• Source data:
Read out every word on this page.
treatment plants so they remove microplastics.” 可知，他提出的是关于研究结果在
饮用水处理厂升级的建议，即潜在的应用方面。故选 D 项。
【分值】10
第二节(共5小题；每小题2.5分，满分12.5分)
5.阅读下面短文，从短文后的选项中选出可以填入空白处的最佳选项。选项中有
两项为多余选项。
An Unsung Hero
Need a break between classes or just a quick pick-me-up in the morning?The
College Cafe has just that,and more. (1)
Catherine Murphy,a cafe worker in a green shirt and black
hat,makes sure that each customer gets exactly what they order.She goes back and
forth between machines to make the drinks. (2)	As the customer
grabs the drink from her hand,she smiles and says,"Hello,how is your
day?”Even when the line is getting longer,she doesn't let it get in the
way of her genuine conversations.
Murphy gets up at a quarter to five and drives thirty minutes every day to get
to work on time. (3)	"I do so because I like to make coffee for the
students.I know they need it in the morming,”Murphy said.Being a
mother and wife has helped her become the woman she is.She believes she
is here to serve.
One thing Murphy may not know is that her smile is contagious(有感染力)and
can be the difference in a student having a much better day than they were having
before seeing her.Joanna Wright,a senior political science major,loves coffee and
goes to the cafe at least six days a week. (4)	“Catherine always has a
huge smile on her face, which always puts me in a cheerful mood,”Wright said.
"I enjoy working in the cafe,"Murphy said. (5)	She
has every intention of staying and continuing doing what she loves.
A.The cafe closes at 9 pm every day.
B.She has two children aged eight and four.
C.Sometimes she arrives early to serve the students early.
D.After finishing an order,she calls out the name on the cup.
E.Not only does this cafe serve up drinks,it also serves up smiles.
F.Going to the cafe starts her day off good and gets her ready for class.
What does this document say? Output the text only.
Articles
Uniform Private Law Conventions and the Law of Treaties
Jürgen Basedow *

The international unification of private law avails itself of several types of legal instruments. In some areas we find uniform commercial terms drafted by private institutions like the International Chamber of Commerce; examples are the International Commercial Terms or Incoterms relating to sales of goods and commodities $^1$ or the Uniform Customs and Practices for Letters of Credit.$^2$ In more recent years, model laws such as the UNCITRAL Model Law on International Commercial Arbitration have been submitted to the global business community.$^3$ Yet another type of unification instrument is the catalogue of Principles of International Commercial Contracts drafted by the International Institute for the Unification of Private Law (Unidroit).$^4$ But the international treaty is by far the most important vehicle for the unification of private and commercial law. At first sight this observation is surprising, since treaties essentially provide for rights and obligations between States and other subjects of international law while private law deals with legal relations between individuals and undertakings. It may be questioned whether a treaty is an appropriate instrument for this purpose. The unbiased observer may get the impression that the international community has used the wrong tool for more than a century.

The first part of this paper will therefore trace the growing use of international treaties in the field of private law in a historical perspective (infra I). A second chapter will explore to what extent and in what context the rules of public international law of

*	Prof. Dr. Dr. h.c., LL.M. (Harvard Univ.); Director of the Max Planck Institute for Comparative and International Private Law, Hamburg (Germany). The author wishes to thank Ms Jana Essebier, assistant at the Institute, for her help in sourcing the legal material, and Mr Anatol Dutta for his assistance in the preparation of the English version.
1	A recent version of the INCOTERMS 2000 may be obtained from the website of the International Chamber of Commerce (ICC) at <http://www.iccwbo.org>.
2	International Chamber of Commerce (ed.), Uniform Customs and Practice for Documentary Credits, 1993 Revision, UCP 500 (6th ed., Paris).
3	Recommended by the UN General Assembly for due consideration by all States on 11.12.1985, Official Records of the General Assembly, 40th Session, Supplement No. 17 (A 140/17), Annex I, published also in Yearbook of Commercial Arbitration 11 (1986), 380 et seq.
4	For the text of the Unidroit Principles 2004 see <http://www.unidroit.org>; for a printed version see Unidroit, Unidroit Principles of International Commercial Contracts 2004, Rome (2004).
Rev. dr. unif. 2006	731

• Work to complete:
In how many lines does the word "gets" appear? Respond with the number alone.

• Answer to this problem:
3